The task => Would you write out the listing verbatim and skip every picture in it?

* begin *

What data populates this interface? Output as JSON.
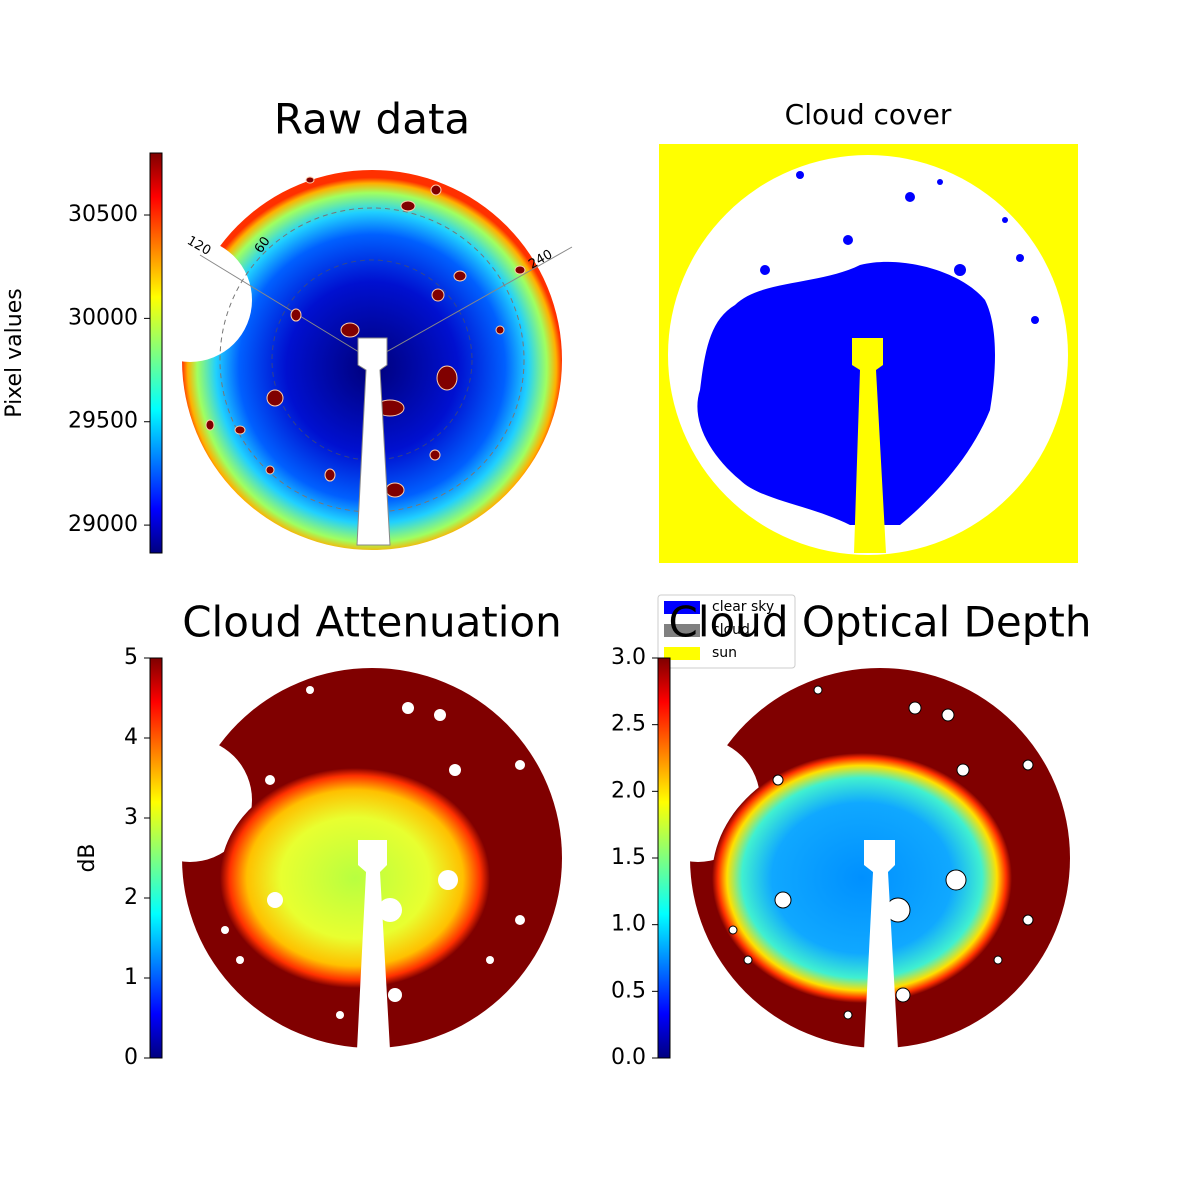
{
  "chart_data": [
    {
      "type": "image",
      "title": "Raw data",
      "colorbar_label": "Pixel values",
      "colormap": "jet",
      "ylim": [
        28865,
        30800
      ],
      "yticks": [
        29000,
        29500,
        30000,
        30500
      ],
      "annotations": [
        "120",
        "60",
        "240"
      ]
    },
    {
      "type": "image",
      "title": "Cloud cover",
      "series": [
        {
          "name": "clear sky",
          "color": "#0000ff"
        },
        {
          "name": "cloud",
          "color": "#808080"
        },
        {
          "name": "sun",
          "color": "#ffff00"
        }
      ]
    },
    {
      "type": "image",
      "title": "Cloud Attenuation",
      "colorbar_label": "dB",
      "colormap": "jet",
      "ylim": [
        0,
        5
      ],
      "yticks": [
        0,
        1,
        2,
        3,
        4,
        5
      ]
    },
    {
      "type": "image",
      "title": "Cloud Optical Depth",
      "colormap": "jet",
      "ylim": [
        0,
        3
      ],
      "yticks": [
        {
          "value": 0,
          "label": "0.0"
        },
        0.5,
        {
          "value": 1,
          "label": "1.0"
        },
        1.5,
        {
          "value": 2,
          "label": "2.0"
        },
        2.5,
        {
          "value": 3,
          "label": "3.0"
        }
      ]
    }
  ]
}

* end *

Result for this task =>
What data populates this interface? Output as JSON.
{
  "chart_data": [
    {
      "type": "image",
      "title": "Raw data",
      "colorbar_label": "Pixel values",
      "colormap": "jet",
      "ylim": [
        28865,
        30800
      ],
      "yticks": [
        29000,
        29500,
        30000,
        30500
      ],
      "annotations": [
        "120",
        "60",
        "240"
      ]
    },
    {
      "type": "image",
      "title": "Cloud cover",
      "series": [
        {
          "name": "clear sky",
          "color": "#0000ff"
        },
        {
          "name": "cloud",
          "color": "#808080"
        },
        {
          "name": "sun",
          "color": "#ffff00"
        }
      ]
    },
    {
      "type": "image",
      "title": "Cloud Attenuation",
      "colorbar_label": "dB",
      "colormap": "jet",
      "ylim": [
        0,
        5
      ],
      "yticks": [
        0,
        1,
        2,
        3,
        4,
        5
      ]
    },
    {
      "type": "image",
      "title": "Cloud Optical Depth",
      "colormap": "jet",
      "ylim": [
        0,
        3
      ],
      "yticks": [
        {
          "value": 0,
          "label": "0.0"
        },
        0.5,
        {
          "value": 1,
          "label": "1.0"
        },
        1.5,
        {
          "value": 2,
          "label": "2.0"
        },
        2.5,
        {
          "value": 3,
          "label": "3.0"
        }
      ]
    }
  ]
}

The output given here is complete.